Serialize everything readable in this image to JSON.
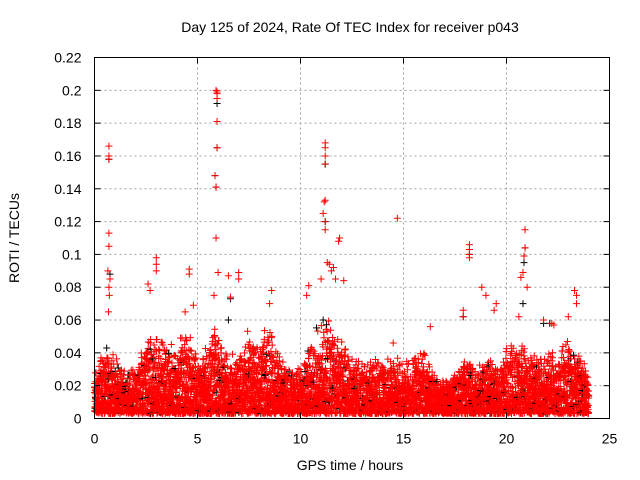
{
  "chart_data": {
    "type": "scatter",
    "title": "Day 125 of 2024, Rate Of TEC Index for receiver p043",
    "xlabel": "GPS time / hours",
    "ylabel": "ROTI / TECUs",
    "xlim": [
      0,
      25
    ],
    "ylim": [
      0,
      0.22
    ],
    "xticks": [
      "0",
      "5",
      "10",
      "15",
      "20",
      "25"
    ],
    "xtick_values": [
      0,
      5,
      10,
      15,
      20,
      25
    ],
    "yticks": [
      "0",
      "0.02",
      "0.04",
      "0.06",
      "0.08",
      "0.1",
      "0.12",
      "0.14",
      "0.16",
      "0.18",
      "0.2",
      "0.22"
    ],
    "ytick_values": [
      0,
      0.02,
      0.04,
      0.06,
      0.08,
      0.1,
      0.12,
      0.14,
      0.16,
      0.18,
      0.2,
      0.22
    ],
    "grid": true,
    "marker": "+",
    "colors": {
      "primary": "#ff0000",
      "secondary": "#000000",
      "grid": "#a0a0a0"
    },
    "dense_band": {
      "description_x_step_hours": 0.5,
      "x_start": 0,
      "lower": 0.003,
      "upper_envelope": [
        0.035,
        0.045,
        0.04,
        0.03,
        0.035,
        0.05,
        0.055,
        0.05,
        0.045,
        0.06,
        0.04,
        0.05,
        0.06,
        0.04,
        0.045,
        0.055,
        0.05,
        0.06,
        0.04,
        0.03,
        0.04,
        0.05,
        0.06,
        0.07,
        0.05,
        0.04,
        0.035,
        0.04,
        0.035,
        0.04,
        0.035,
        0.04,
        0.045,
        0.03,
        0.025,
        0.03,
        0.04,
        0.03,
        0.04,
        0.035,
        0.045,
        0.05,
        0.045,
        0.04,
        0.045,
        0.04,
        0.05,
        0.045,
        0.03
      ]
    },
    "peaks": [
      [
        0.7,
        0.166
      ],
      [
        0.7,
        0.16
      ],
      [
        0.7,
        0.158
      ],
      [
        0.7,
        0.113
      ],
      [
        0.7,
        0.105
      ],
      [
        0.65,
        0.09
      ],
      [
        0.75,
        0.085
      ],
      [
        0.7,
        0.08
      ],
      [
        0.72,
        0.075
      ],
      [
        0.68,
        0.065
      ],
      [
        3.0,
        0.098
      ],
      [
        3.0,
        0.094
      ],
      [
        3.0,
        0.09
      ],
      [
        2.6,
        0.082
      ],
      [
        2.7,
        0.078
      ],
      [
        4.6,
        0.091
      ],
      [
        4.6,
        0.088
      ],
      [
        4.8,
        0.069
      ],
      [
        4.4,
        0.065
      ],
      [
        5.9,
        0.2
      ],
      [
        5.95,
        0.199
      ],
      [
        5.95,
        0.198
      ],
      [
        5.95,
        0.195
      ],
      [
        5.95,
        0.181
      ],
      [
        5.95,
        0.165
      ],
      [
        5.85,
        0.148
      ],
      [
        5.9,
        0.141
      ],
      [
        5.9,
        0.11
      ],
      [
        6.0,
        0.089
      ],
      [
        5.8,
        0.075
      ],
      [
        6.5,
        0.087
      ],
      [
        7.0,
        0.089
      ],
      [
        7.0,
        0.085
      ],
      [
        6.6,
        0.074
      ],
      [
        8.6,
        0.078
      ],
      [
        8.5,
        0.07
      ],
      [
        10.4,
        0.081
      ],
      [
        10.3,
        0.075
      ],
      [
        11.2,
        0.168
      ],
      [
        11.2,
        0.165
      ],
      [
        11.2,
        0.16
      ],
      [
        11.2,
        0.155
      ],
      [
        11.2,
        0.133
      ],
      [
        11.15,
        0.132
      ],
      [
        11.1,
        0.125
      ],
      [
        11.2,
        0.12
      ],
      [
        11.2,
        0.115
      ],
      [
        11.3,
        0.095
      ],
      [
        11.4,
        0.094
      ],
      [
        11.5,
        0.09
      ],
      [
        11.6,
        0.092
      ],
      [
        11.9,
        0.11
      ],
      [
        11.85,
        0.108
      ],
      [
        12.1,
        0.084
      ],
      [
        11.0,
        0.085
      ],
      [
        11.7,
        0.085
      ],
      [
        14.7,
        0.122
      ],
      [
        14.5,
        0.046
      ],
      [
        16.3,
        0.056
      ],
      [
        17.9,
        0.066
      ],
      [
        17.9,
        0.062
      ],
      [
        18.2,
        0.106
      ],
      [
        18.2,
        0.103
      ],
      [
        18.2,
        0.1
      ],
      [
        18.2,
        0.098
      ],
      [
        18.8,
        0.08
      ],
      [
        19.0,
        0.075
      ],
      [
        19.5,
        0.07
      ],
      [
        19.4,
        0.066
      ],
      [
        20.9,
        0.115
      ],
      [
        20.9,
        0.104
      ],
      [
        20.85,
        0.099
      ],
      [
        20.8,
        0.089
      ],
      [
        21.0,
        0.08
      ],
      [
        20.7,
        0.086
      ],
      [
        20.6,
        0.062
      ],
      [
        21.8,
        0.06
      ],
      [
        22.2,
        0.058
      ],
      [
        23.3,
        0.078
      ],
      [
        23.4,
        0.075
      ],
      [
        23.4,
        0.07
      ],
      [
        22.3,
        0.057
      ],
      [
        23.0,
        0.062
      ]
    ],
    "secondary_peaks": [
      [
        5.95,
        0.192
      ],
      [
        5.95,
        0.165
      ],
      [
        5.85,
        0.148
      ],
      [
        5.9,
        0.141
      ],
      [
        0.7,
        0.158
      ],
      [
        0.75,
        0.088
      ],
      [
        11.2,
        0.155
      ],
      [
        11.2,
        0.12
      ],
      [
        11.1,
        0.06
      ],
      [
        20.9,
        0.104
      ],
      [
        20.85,
        0.095
      ],
      [
        18.2,
        0.1
      ],
      [
        21.8,
        0.058
      ],
      [
        17.9,
        0.062
      ],
      [
        6.5,
        0.06
      ],
      [
        6.6,
        0.073
      ],
      [
        22.1,
        0.058
      ],
      [
        20.8,
        0.07
      ]
    ]
  }
}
━━━━━━━━━━━━━━━━━━━━━━━━━━━━━━
▸ **Task to complete**:
Copy out each record shown above without alteration, skipping any picture.

▸ **Exercise output**:
Serialize everything readable in this image to JSON.
{
  "chart_data": {
    "type": "scatter",
    "title": "Day 125 of 2024, Rate Of TEC Index for receiver p043",
    "xlabel": "GPS time / hours",
    "ylabel": "ROTI / TECUs",
    "xlim": [
      0,
      25
    ],
    "ylim": [
      0,
      0.22
    ],
    "xticks": [
      "0",
      "5",
      "10",
      "15",
      "20",
      "25"
    ],
    "xtick_values": [
      0,
      5,
      10,
      15,
      20,
      25
    ],
    "yticks": [
      "0",
      "0.02",
      "0.04",
      "0.06",
      "0.08",
      "0.1",
      "0.12",
      "0.14",
      "0.16",
      "0.18",
      "0.2",
      "0.22"
    ],
    "ytick_values": [
      0,
      0.02,
      0.04,
      0.06,
      0.08,
      0.1,
      0.12,
      0.14,
      0.16,
      0.18,
      0.2,
      0.22
    ],
    "grid": true,
    "marker": "+",
    "colors": {
      "primary": "#ff0000",
      "secondary": "#000000",
      "grid": "#a0a0a0"
    },
    "dense_band": {
      "description_x_step_hours": 0.5,
      "x_start": 0,
      "lower": 0.003,
      "upper_envelope": [
        0.035,
        0.045,
        0.04,
        0.03,
        0.035,
        0.05,
        0.055,
        0.05,
        0.045,
        0.06,
        0.04,
        0.05,
        0.06,
        0.04,
        0.045,
        0.055,
        0.05,
        0.06,
        0.04,
        0.03,
        0.04,
        0.05,
        0.06,
        0.07,
        0.05,
        0.04,
        0.035,
        0.04,
        0.035,
        0.04,
        0.035,
        0.04,
        0.045,
        0.03,
        0.025,
        0.03,
        0.04,
        0.03,
        0.04,
        0.035,
        0.045,
        0.05,
        0.045,
        0.04,
        0.045,
        0.04,
        0.05,
        0.045,
        0.03
      ]
    },
    "peaks": [
      [
        0.7,
        0.166
      ],
      [
        0.7,
        0.16
      ],
      [
        0.7,
        0.158
      ],
      [
        0.7,
        0.113
      ],
      [
        0.7,
        0.105
      ],
      [
        0.65,
        0.09
      ],
      [
        0.75,
        0.085
      ],
      [
        0.7,
        0.08
      ],
      [
        0.72,
        0.075
      ],
      [
        0.68,
        0.065
      ],
      [
        3.0,
        0.098
      ],
      [
        3.0,
        0.094
      ],
      [
        3.0,
        0.09
      ],
      [
        2.6,
        0.082
      ],
      [
        2.7,
        0.078
      ],
      [
        4.6,
        0.091
      ],
      [
        4.6,
        0.088
      ],
      [
        4.8,
        0.069
      ],
      [
        4.4,
        0.065
      ],
      [
        5.9,
        0.2
      ],
      [
        5.95,
        0.199
      ],
      [
        5.95,
        0.198
      ],
      [
        5.95,
        0.195
      ],
      [
        5.95,
        0.181
      ],
      [
        5.95,
        0.165
      ],
      [
        5.85,
        0.148
      ],
      [
        5.9,
        0.141
      ],
      [
        5.9,
        0.11
      ],
      [
        6.0,
        0.089
      ],
      [
        5.8,
        0.075
      ],
      [
        6.5,
        0.087
      ],
      [
        7.0,
        0.089
      ],
      [
        7.0,
        0.085
      ],
      [
        6.6,
        0.074
      ],
      [
        8.6,
        0.078
      ],
      [
        8.5,
        0.07
      ],
      [
        10.4,
        0.081
      ],
      [
        10.3,
        0.075
      ],
      [
        11.2,
        0.168
      ],
      [
        11.2,
        0.165
      ],
      [
        11.2,
        0.16
      ],
      [
        11.2,
        0.155
      ],
      [
        11.2,
        0.133
      ],
      [
        11.15,
        0.132
      ],
      [
        11.1,
        0.125
      ],
      [
        11.2,
        0.12
      ],
      [
        11.2,
        0.115
      ],
      [
        11.3,
        0.095
      ],
      [
        11.4,
        0.094
      ],
      [
        11.5,
        0.09
      ],
      [
        11.6,
        0.092
      ],
      [
        11.9,
        0.11
      ],
      [
        11.85,
        0.108
      ],
      [
        12.1,
        0.084
      ],
      [
        11.0,
        0.085
      ],
      [
        11.7,
        0.085
      ],
      [
        14.7,
        0.122
      ],
      [
        14.5,
        0.046
      ],
      [
        16.3,
        0.056
      ],
      [
        17.9,
        0.066
      ],
      [
        17.9,
        0.062
      ],
      [
        18.2,
        0.106
      ],
      [
        18.2,
        0.103
      ],
      [
        18.2,
        0.1
      ],
      [
        18.2,
        0.098
      ],
      [
        18.8,
        0.08
      ],
      [
        19.0,
        0.075
      ],
      [
        19.5,
        0.07
      ],
      [
        19.4,
        0.066
      ],
      [
        20.9,
        0.115
      ],
      [
        20.9,
        0.104
      ],
      [
        20.85,
        0.099
      ],
      [
        20.8,
        0.089
      ],
      [
        21.0,
        0.08
      ],
      [
        20.7,
        0.086
      ],
      [
        20.6,
        0.062
      ],
      [
        21.8,
        0.06
      ],
      [
        22.2,
        0.058
      ],
      [
        23.3,
        0.078
      ],
      [
        23.4,
        0.075
      ],
      [
        23.4,
        0.07
      ],
      [
        22.3,
        0.057
      ],
      [
        23.0,
        0.062
      ]
    ],
    "secondary_peaks": [
      [
        5.95,
        0.192
      ],
      [
        5.95,
        0.165
      ],
      [
        5.85,
        0.148
      ],
      [
        5.9,
        0.141
      ],
      [
        0.7,
        0.158
      ],
      [
        0.75,
        0.088
      ],
      [
        11.2,
        0.155
      ],
      [
        11.2,
        0.12
      ],
      [
        11.1,
        0.06
      ],
      [
        20.9,
        0.104
      ],
      [
        20.85,
        0.095
      ],
      [
        18.2,
        0.1
      ],
      [
        21.8,
        0.058
      ],
      [
        17.9,
        0.062
      ],
      [
        6.5,
        0.06
      ],
      [
        6.6,
        0.073
      ],
      [
        22.1,
        0.058
      ],
      [
        20.8,
        0.07
      ]
    ]
  }
}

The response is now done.